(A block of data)
(begin)

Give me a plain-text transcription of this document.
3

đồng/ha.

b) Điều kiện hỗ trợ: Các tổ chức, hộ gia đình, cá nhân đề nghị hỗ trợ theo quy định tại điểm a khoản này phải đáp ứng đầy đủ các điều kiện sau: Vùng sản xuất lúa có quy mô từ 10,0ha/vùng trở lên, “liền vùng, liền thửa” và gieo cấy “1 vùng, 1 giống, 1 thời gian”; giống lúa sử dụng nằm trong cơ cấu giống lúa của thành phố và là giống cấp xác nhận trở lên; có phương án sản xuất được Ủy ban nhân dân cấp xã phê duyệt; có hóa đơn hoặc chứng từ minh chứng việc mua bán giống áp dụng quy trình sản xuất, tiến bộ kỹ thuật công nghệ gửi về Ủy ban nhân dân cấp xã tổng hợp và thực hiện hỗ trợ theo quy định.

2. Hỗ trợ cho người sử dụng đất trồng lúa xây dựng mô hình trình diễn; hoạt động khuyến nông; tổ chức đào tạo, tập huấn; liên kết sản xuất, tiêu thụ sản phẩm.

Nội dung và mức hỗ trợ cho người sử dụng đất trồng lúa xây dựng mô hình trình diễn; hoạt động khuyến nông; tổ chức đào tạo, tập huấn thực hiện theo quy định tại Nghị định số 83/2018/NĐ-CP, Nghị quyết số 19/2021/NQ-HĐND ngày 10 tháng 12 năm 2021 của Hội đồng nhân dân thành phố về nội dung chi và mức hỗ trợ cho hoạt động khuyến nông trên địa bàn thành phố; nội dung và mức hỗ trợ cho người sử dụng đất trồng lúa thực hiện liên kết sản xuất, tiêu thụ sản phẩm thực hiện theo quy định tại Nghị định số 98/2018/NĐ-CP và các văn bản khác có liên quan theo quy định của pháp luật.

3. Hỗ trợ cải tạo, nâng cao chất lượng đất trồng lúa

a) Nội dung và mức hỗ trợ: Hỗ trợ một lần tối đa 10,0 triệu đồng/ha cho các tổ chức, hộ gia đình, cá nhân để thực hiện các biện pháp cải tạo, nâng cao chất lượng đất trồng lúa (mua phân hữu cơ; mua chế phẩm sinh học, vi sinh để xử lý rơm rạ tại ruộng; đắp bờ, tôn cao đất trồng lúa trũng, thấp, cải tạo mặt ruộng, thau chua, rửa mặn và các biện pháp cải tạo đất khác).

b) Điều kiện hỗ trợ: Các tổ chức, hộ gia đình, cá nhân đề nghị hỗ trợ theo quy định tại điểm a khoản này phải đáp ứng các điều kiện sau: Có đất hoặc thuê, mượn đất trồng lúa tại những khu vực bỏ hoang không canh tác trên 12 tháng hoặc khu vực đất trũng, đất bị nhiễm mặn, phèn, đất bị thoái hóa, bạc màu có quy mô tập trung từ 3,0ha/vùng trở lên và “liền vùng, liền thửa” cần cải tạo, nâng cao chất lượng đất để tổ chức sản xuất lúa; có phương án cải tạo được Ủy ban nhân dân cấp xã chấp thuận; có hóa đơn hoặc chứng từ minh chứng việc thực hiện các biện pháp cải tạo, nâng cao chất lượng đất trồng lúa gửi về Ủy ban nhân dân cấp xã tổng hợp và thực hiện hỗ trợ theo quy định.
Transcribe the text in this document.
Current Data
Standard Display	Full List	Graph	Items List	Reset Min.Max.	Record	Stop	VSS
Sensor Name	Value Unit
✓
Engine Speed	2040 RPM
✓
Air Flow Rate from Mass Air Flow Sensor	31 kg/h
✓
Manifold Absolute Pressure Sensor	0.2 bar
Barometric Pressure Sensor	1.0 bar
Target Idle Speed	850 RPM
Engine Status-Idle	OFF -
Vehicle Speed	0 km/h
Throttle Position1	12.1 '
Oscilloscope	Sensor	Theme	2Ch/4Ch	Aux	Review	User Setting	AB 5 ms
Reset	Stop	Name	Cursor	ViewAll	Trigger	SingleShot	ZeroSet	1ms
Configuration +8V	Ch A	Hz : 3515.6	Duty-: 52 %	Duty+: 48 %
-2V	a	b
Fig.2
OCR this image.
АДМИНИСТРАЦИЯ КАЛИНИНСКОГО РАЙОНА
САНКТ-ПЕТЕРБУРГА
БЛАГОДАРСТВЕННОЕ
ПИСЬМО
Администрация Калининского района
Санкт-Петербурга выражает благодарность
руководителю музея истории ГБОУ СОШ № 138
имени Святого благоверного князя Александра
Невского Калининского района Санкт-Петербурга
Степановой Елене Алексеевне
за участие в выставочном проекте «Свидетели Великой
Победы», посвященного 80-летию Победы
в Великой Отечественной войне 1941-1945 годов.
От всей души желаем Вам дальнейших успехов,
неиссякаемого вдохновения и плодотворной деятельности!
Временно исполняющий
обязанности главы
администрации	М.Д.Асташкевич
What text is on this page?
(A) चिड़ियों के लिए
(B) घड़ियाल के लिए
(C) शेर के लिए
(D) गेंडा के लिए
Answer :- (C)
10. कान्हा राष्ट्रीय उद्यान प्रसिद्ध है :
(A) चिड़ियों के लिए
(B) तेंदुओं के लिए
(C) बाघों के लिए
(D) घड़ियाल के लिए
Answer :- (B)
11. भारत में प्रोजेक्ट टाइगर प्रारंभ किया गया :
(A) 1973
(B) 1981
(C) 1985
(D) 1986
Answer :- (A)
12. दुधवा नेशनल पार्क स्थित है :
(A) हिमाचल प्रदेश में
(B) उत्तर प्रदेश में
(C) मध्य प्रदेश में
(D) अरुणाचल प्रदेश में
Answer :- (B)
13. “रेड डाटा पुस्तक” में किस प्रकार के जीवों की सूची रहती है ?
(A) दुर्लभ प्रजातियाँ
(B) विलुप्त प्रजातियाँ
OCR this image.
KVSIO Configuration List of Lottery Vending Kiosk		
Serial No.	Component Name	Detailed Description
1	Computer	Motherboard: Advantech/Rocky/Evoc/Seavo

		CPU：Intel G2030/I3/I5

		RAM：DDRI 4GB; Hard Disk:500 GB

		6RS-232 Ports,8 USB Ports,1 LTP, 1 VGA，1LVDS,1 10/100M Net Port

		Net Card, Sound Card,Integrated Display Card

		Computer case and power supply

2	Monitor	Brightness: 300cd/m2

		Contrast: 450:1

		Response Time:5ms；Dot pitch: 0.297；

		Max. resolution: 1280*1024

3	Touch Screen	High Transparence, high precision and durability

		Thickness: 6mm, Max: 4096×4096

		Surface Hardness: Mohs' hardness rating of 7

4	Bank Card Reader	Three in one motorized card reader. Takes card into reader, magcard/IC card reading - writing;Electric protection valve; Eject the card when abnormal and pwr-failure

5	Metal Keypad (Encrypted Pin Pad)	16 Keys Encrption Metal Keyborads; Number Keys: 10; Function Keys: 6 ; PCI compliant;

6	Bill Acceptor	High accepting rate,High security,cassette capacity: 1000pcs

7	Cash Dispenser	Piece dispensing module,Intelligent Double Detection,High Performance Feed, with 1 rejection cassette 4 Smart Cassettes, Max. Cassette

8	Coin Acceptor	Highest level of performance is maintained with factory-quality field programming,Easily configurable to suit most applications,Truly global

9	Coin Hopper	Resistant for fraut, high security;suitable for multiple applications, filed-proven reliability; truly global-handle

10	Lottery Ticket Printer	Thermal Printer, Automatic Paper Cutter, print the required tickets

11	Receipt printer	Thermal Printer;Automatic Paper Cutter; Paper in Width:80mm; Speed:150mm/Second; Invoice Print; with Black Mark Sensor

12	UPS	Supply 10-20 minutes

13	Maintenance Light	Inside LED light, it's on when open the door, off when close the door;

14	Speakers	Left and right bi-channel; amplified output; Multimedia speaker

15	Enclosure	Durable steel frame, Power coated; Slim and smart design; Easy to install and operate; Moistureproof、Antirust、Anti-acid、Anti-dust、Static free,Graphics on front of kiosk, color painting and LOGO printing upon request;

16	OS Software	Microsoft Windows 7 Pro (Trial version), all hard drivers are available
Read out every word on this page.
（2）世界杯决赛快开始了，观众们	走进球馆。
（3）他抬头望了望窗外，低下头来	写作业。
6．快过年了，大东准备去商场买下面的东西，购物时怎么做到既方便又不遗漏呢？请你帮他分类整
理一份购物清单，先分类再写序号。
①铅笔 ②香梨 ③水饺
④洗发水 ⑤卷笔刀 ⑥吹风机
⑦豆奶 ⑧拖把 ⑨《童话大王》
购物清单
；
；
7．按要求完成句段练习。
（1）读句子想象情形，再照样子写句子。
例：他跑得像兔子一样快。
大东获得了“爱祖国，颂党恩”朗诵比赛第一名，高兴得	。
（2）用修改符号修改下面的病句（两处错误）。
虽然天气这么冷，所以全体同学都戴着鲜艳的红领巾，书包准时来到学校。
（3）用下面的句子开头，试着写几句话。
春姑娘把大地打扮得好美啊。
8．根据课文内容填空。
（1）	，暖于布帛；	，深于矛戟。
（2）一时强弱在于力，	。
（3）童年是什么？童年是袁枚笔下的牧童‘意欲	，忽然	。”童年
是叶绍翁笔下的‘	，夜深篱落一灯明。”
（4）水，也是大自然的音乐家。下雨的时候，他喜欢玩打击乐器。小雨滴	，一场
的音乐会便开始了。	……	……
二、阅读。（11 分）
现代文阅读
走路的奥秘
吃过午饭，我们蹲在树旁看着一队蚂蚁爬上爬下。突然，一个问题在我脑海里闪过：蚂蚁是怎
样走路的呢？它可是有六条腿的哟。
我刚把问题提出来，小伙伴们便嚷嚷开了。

(end)

- [What is required] Using the records above, pull out each line where the word "Paper" occurs.

- [Correct response]
10	Lottery Ticket Printer	Thermal Printer, Automatic Paper Cutter, print the required tickets
11	Receipt printer	Thermal Printer;Automatic Paper Cutter; Paper in Width:80mm; Speed:150mm/Second; Invoice Print; with Black Mark Sensor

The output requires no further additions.